*** Opening Given records ***

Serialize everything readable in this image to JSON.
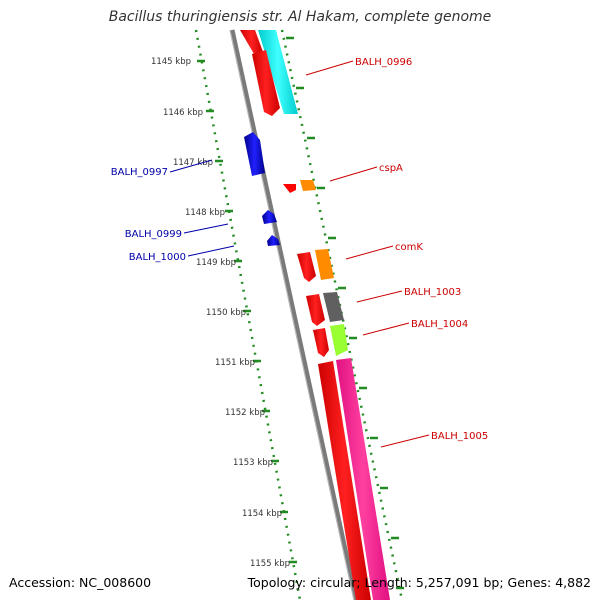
{
  "title": "Bacillus thuringiensis str. Al Hakam, complete genome",
  "footer": {
    "accession": "Accession: NC_008600",
    "summary": "Topology: circular; Length: 5,257,091 bp; Genes: 4,882"
  },
  "ticks": [
    "1145 kbp",
    "1146 kbp",
    "1147 kbp",
    "1148 kbp",
    "1149 kbp",
    "1150 kbp",
    "1151 kbp",
    "1152 kbp",
    "1153 kbp",
    "1154 kbp",
    "1155 kbp"
  ],
  "labels_right": [
    "BALH_0996",
    "cspA",
    "comK",
    "BALH_1003",
    "BALH_1004",
    "BALH_1005"
  ],
  "labels_left": [
    "BALH_0997",
    "BALH_0999",
    "BALH_1000"
  ],
  "colors": {
    "forward_gene": "#ff0000",
    "reverse_gene": "#0000cc",
    "backbone": "#808080",
    "tick_dots": "#228b22",
    "label_right": "#cc0000",
    "label_left": "#0000aa",
    "cyan": "#00e5e5",
    "orange": "#ff8c00",
    "gray_cog": "#606060",
    "lime": "#99ff33",
    "pink": "#ff1493"
  }
}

*** Closing Given records ***

» **What needs to be done**:
Write the records above out again word for word, skipping each picture.

» **Task solution**:
Serialize everything readable in this image to JSON.
{
  "title": "Bacillus thuringiensis str. Al Hakam, complete genome",
  "footer": {
    "accession": "Accession: NC_008600",
    "summary": "Topology: circular; Length: 5,257,091 bp; Genes: 4,882"
  },
  "ticks": [
    "1145 kbp",
    "1146 kbp",
    "1147 kbp",
    "1148 kbp",
    "1149 kbp",
    "1150 kbp",
    "1151 kbp",
    "1152 kbp",
    "1153 kbp",
    "1154 kbp",
    "1155 kbp"
  ],
  "labels_right": [
    "BALH_0996",
    "cspA",
    "comK",
    "BALH_1003",
    "BALH_1004",
    "BALH_1005"
  ],
  "labels_left": [
    "BALH_0997",
    "BALH_0999",
    "BALH_1000"
  ],
  "colors": {
    "forward_gene": "#ff0000",
    "reverse_gene": "#0000cc",
    "backbone": "#808080",
    "tick_dots": "#228b22",
    "label_right": "#cc0000",
    "label_left": "#0000aa",
    "cyan": "#00e5e5",
    "orange": "#ff8c00",
    "gray_cog": "#606060",
    "lime": "#99ff33",
    "pink": "#ff1493"
  }
}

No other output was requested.